— START —
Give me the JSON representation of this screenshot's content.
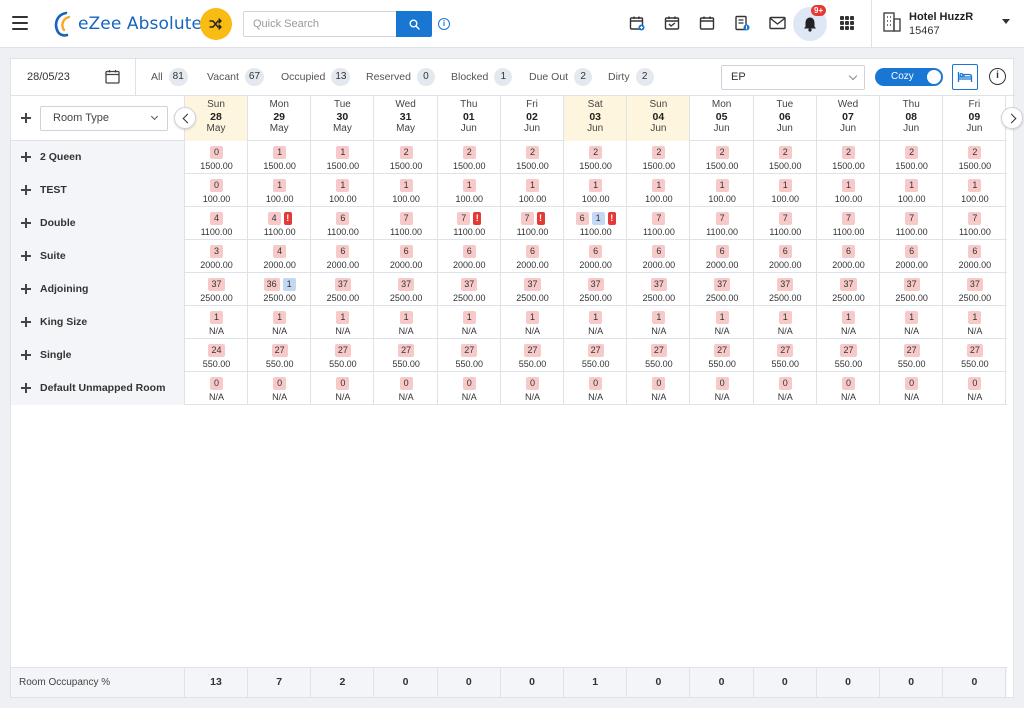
{
  "app": {
    "logo_text": "eZee Absolute",
    "search_placeholder": "Quick Search",
    "notification_badge": "9+",
    "hotel_name": "Hotel HuzzR",
    "hotel_id": "15467",
    "accent_color": "#1976d2"
  },
  "toolbar": {
    "date": "28/05/23",
    "filters": [
      {
        "label": "All",
        "count": "81"
      },
      {
        "label": "Vacant",
        "count": "67"
      },
      {
        "label": "Occupied",
        "count": "13"
      },
      {
        "label": "Reserved",
        "count": "0"
      },
      {
        "label": "Blocked",
        "count": "1"
      },
      {
        "label": "Due Out",
        "count": "2"
      },
      {
        "label": "Dirty",
        "count": "2"
      }
    ],
    "rate_plan": "EP",
    "view_mode": "Cozy"
  },
  "grid": {
    "room_type_label": "Room Type",
    "days": [
      {
        "dow": "Sun",
        "day": "28",
        "month": "May",
        "weekend": true
      },
      {
        "dow": "Mon",
        "day": "29",
        "month": "May",
        "weekend": false
      },
      {
        "dow": "Tue",
        "day": "30",
        "month": "May",
        "weekend": false
      },
      {
        "dow": "Wed",
        "day": "31",
        "month": "May",
        "weekend": false
      },
      {
        "dow": "Thu",
        "day": "01",
        "month": "Jun",
        "weekend": false
      },
      {
        "dow": "Fri",
        "day": "02",
        "month": "Jun",
        "weekend": false
      },
      {
        "dow": "Sat",
        "day": "03",
        "month": "Jun",
        "weekend": true
      },
      {
        "dow": "Sun",
        "day": "04",
        "month": "Jun",
        "weekend": true
      },
      {
        "dow": "Mon",
        "day": "05",
        "month": "Jun",
        "weekend": false
      },
      {
        "dow": "Tue",
        "day": "06",
        "month": "Jun",
        "weekend": false
      },
      {
        "dow": "Wed",
        "day": "07",
        "month": "Jun",
        "weekend": false
      },
      {
        "dow": "Thu",
        "day": "08",
        "month": "Jun",
        "weekend": false
      },
      {
        "dow": "Fri",
        "day": "09",
        "month": "Jun",
        "weekend": false
      }
    ],
    "rooms": [
      {
        "name": "2 Queen",
        "avail": [
          "0",
          "1",
          "1",
          "2",
          "2",
          "2",
          "2",
          "2",
          "2",
          "2",
          "2",
          "2",
          "2"
        ],
        "rate": [
          "1500.00",
          "1500.00",
          "1500.00",
          "1500.00",
          "1500.00",
          "1500.00",
          "1500.00",
          "1500.00",
          "1500.00",
          "1500.00",
          "1500.00",
          "1500.00",
          "1500.00"
        ],
        "extra": {}
      },
      {
        "name": "TEST",
        "avail": [
          "0",
          "1",
          "1",
          "1",
          "1",
          "1",
          "1",
          "1",
          "1",
          "1",
          "1",
          "1",
          "1"
        ],
        "rate": [
          "100.00",
          "100.00",
          "100.00",
          "100.00",
          "100.00",
          "100.00",
          "100.00",
          "100.00",
          "100.00",
          "100.00",
          "100.00",
          "100.00",
          "100.00"
        ],
        "extra": {}
      },
      {
        "name": "Double",
        "avail": [
          "4",
          "4",
          "6",
          "7",
          "7",
          "7",
          "6",
          "7",
          "7",
          "7",
          "7",
          "7",
          "7"
        ],
        "rate": [
          "1100.00",
          "1100.00",
          "1100.00",
          "1100.00",
          "1100.00",
          "1100.00",
          "1100.00",
          "1100.00",
          "1100.00",
          "1100.00",
          "1100.00",
          "1100.00",
          "1100.00"
        ],
        "extra": {
          "1": {
            "alert": "!"
          },
          "4": {
            "alert": "!"
          },
          "5": {
            "alert": "!"
          },
          "6": {
            "blue": "1",
            "alert": "!"
          }
        }
      },
      {
        "name": "Suite",
        "avail": [
          "3",
          "4",
          "6",
          "6",
          "6",
          "6",
          "6",
          "6",
          "6",
          "6",
          "6",
          "6",
          "6"
        ],
        "rate": [
          "2000.00",
          "2000.00",
          "2000.00",
          "2000.00",
          "2000.00",
          "2000.00",
          "2000.00",
          "2000.00",
          "2000.00",
          "2000.00",
          "2000.00",
          "2000.00",
          "2000.00"
        ],
        "extra": {}
      },
      {
        "name": "Adjoining",
        "avail": [
          "37",
          "36",
          "37",
          "37",
          "37",
          "37",
          "37",
          "37",
          "37",
          "37",
          "37",
          "37",
          "37"
        ],
        "rate": [
          "2500.00",
          "2500.00",
          "2500.00",
          "2500.00",
          "2500.00",
          "2500.00",
          "2500.00",
          "2500.00",
          "2500.00",
          "2500.00",
          "2500.00",
          "2500.00",
          "2500.00"
        ],
        "extra": {
          "1": {
            "blue": "1"
          }
        }
      },
      {
        "name": "King Size",
        "avail": [
          "1",
          "1",
          "1",
          "1",
          "1",
          "1",
          "1",
          "1",
          "1",
          "1",
          "1",
          "1",
          "1"
        ],
        "rate": [
          "N/A",
          "N/A",
          "N/A",
          "N/A",
          "N/A",
          "N/A",
          "N/A",
          "N/A",
          "N/A",
          "N/A",
          "N/A",
          "N/A",
          "N/A"
        ],
        "extra": {}
      },
      {
        "name": "Single",
        "avail": [
          "24",
          "27",
          "27",
          "27",
          "27",
          "27",
          "27",
          "27",
          "27",
          "27",
          "27",
          "27",
          "27"
        ],
        "rate": [
          "550.00",
          "550.00",
          "550.00",
          "550.00",
          "550.00",
          "550.00",
          "550.00",
          "550.00",
          "550.00",
          "550.00",
          "550.00",
          "550.00",
          "550.00"
        ],
        "extra": {}
      },
      {
        "name": "Default Unmapped Room",
        "avail": [
          "0",
          "0",
          "0",
          "0",
          "0",
          "0",
          "0",
          "0",
          "0",
          "0",
          "0",
          "0",
          "0"
        ],
        "rate": [
          "N/A",
          "N/A",
          "N/A",
          "N/A",
          "N/A",
          "N/A",
          "N/A",
          "N/A",
          "N/A",
          "N/A",
          "N/A",
          "N/A",
          "N/A"
        ],
        "extra": {}
      }
    ],
    "footer_label": "Room Occupancy %",
    "occupancy": [
      "13",
      "7",
      "2",
      "0",
      "0",
      "0",
      "1",
      "0",
      "0",
      "0",
      "0",
      "0",
      "0"
    ]
  }
}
— END —
Exercise aim:
Leave out the pictures and restate everything else word for word.

Exercise result:
Give me the JSON representation of this screenshot's content.
{
  "app": {
    "logo_text": "eZee Absolute",
    "search_placeholder": "Quick Search",
    "notification_badge": "9+",
    "hotel_name": "Hotel HuzzR",
    "hotel_id": "15467",
    "accent_color": "#1976d2"
  },
  "toolbar": {
    "date": "28/05/23",
    "filters": [
      {
        "label": "All",
        "count": "81"
      },
      {
        "label": "Vacant",
        "count": "67"
      },
      {
        "label": "Occupied",
        "count": "13"
      },
      {
        "label": "Reserved",
        "count": "0"
      },
      {
        "label": "Blocked",
        "count": "1"
      },
      {
        "label": "Due Out",
        "count": "2"
      },
      {
        "label": "Dirty",
        "count": "2"
      }
    ],
    "rate_plan": "EP",
    "view_mode": "Cozy"
  },
  "grid": {
    "room_type_label": "Room Type",
    "days": [
      {
        "dow": "Sun",
        "day": "28",
        "month": "May",
        "weekend": true
      },
      {
        "dow": "Mon",
        "day": "29",
        "month": "May",
        "weekend": false
      },
      {
        "dow": "Tue",
        "day": "30",
        "month": "May",
        "weekend": false
      },
      {
        "dow": "Wed",
        "day": "31",
        "month": "May",
        "weekend": false
      },
      {
        "dow": "Thu",
        "day": "01",
        "month": "Jun",
        "weekend": false
      },
      {
        "dow": "Fri",
        "day": "02",
        "month": "Jun",
        "weekend": false
      },
      {
        "dow": "Sat",
        "day": "03",
        "month": "Jun",
        "weekend": true
      },
      {
        "dow": "Sun",
        "day": "04",
        "month": "Jun",
        "weekend": true
      },
      {
        "dow": "Mon",
        "day": "05",
        "month": "Jun",
        "weekend": false
      },
      {
        "dow": "Tue",
        "day": "06",
        "month": "Jun",
        "weekend": false
      },
      {
        "dow": "Wed",
        "day": "07",
        "month": "Jun",
        "weekend": false
      },
      {
        "dow": "Thu",
        "day": "08",
        "month": "Jun",
        "weekend": false
      },
      {
        "dow": "Fri",
        "day": "09",
        "month": "Jun",
        "weekend": false
      }
    ],
    "rooms": [
      {
        "name": "2 Queen",
        "avail": [
          "0",
          "1",
          "1",
          "2",
          "2",
          "2",
          "2",
          "2",
          "2",
          "2",
          "2",
          "2",
          "2"
        ],
        "rate": [
          "1500.00",
          "1500.00",
          "1500.00",
          "1500.00",
          "1500.00",
          "1500.00",
          "1500.00",
          "1500.00",
          "1500.00",
          "1500.00",
          "1500.00",
          "1500.00",
          "1500.00"
        ],
        "extra": {}
      },
      {
        "name": "TEST",
        "avail": [
          "0",
          "1",
          "1",
          "1",
          "1",
          "1",
          "1",
          "1",
          "1",
          "1",
          "1",
          "1",
          "1"
        ],
        "rate": [
          "100.00",
          "100.00",
          "100.00",
          "100.00",
          "100.00",
          "100.00",
          "100.00",
          "100.00",
          "100.00",
          "100.00",
          "100.00",
          "100.00",
          "100.00"
        ],
        "extra": {}
      },
      {
        "name": "Double",
        "avail": [
          "4",
          "4",
          "6",
          "7",
          "7",
          "7",
          "6",
          "7",
          "7",
          "7",
          "7",
          "7",
          "7"
        ],
        "rate": [
          "1100.00",
          "1100.00",
          "1100.00",
          "1100.00",
          "1100.00",
          "1100.00",
          "1100.00",
          "1100.00",
          "1100.00",
          "1100.00",
          "1100.00",
          "1100.00",
          "1100.00"
        ],
        "extra": {
          "1": {
            "alert": "!"
          },
          "4": {
            "alert": "!"
          },
          "5": {
            "alert": "!"
          },
          "6": {
            "blue": "1",
            "alert": "!"
          }
        }
      },
      {
        "name": "Suite",
        "avail": [
          "3",
          "4",
          "6",
          "6",
          "6",
          "6",
          "6",
          "6",
          "6",
          "6",
          "6",
          "6",
          "6"
        ],
        "rate": [
          "2000.00",
          "2000.00",
          "2000.00",
          "2000.00",
          "2000.00",
          "2000.00",
          "2000.00",
          "2000.00",
          "2000.00",
          "2000.00",
          "2000.00",
          "2000.00",
          "2000.00"
        ],
        "extra": {}
      },
      {
        "name": "Adjoining",
        "avail": [
          "37",
          "36",
          "37",
          "37",
          "37",
          "37",
          "37",
          "37",
          "37",
          "37",
          "37",
          "37",
          "37"
        ],
        "rate": [
          "2500.00",
          "2500.00",
          "2500.00",
          "2500.00",
          "2500.00",
          "2500.00",
          "2500.00",
          "2500.00",
          "2500.00",
          "2500.00",
          "2500.00",
          "2500.00",
          "2500.00"
        ],
        "extra": {
          "1": {
            "blue": "1"
          }
        }
      },
      {
        "name": "King Size",
        "avail": [
          "1",
          "1",
          "1",
          "1",
          "1",
          "1",
          "1",
          "1",
          "1",
          "1",
          "1",
          "1",
          "1"
        ],
        "rate": [
          "N/A",
          "N/A",
          "N/A",
          "N/A",
          "N/A",
          "N/A",
          "N/A",
          "N/A",
          "N/A",
          "N/A",
          "N/A",
          "N/A",
          "N/A"
        ],
        "extra": {}
      },
      {
        "name": "Single",
        "avail": [
          "24",
          "27",
          "27",
          "27",
          "27",
          "27",
          "27",
          "27",
          "27",
          "27",
          "27",
          "27",
          "27"
        ],
        "rate": [
          "550.00",
          "550.00",
          "550.00",
          "550.00",
          "550.00",
          "550.00",
          "550.00",
          "550.00",
          "550.00",
          "550.00",
          "550.00",
          "550.00",
          "550.00"
        ],
        "extra": {}
      },
      {
        "name": "Default Unmapped Room",
        "avail": [
          "0",
          "0",
          "0",
          "0",
          "0",
          "0",
          "0",
          "0",
          "0",
          "0",
          "0",
          "0",
          "0"
        ],
        "rate": [
          "N/A",
          "N/A",
          "N/A",
          "N/A",
          "N/A",
          "N/A",
          "N/A",
          "N/A",
          "N/A",
          "N/A",
          "N/A",
          "N/A",
          "N/A"
        ],
        "extra": {}
      }
    ],
    "footer_label": "Room Occupancy %",
    "occupancy": [
      "13",
      "7",
      "2",
      "0",
      "0",
      "0",
      "1",
      "0",
      "0",
      "0",
      "0",
      "0",
      "0"
    ]
  }
}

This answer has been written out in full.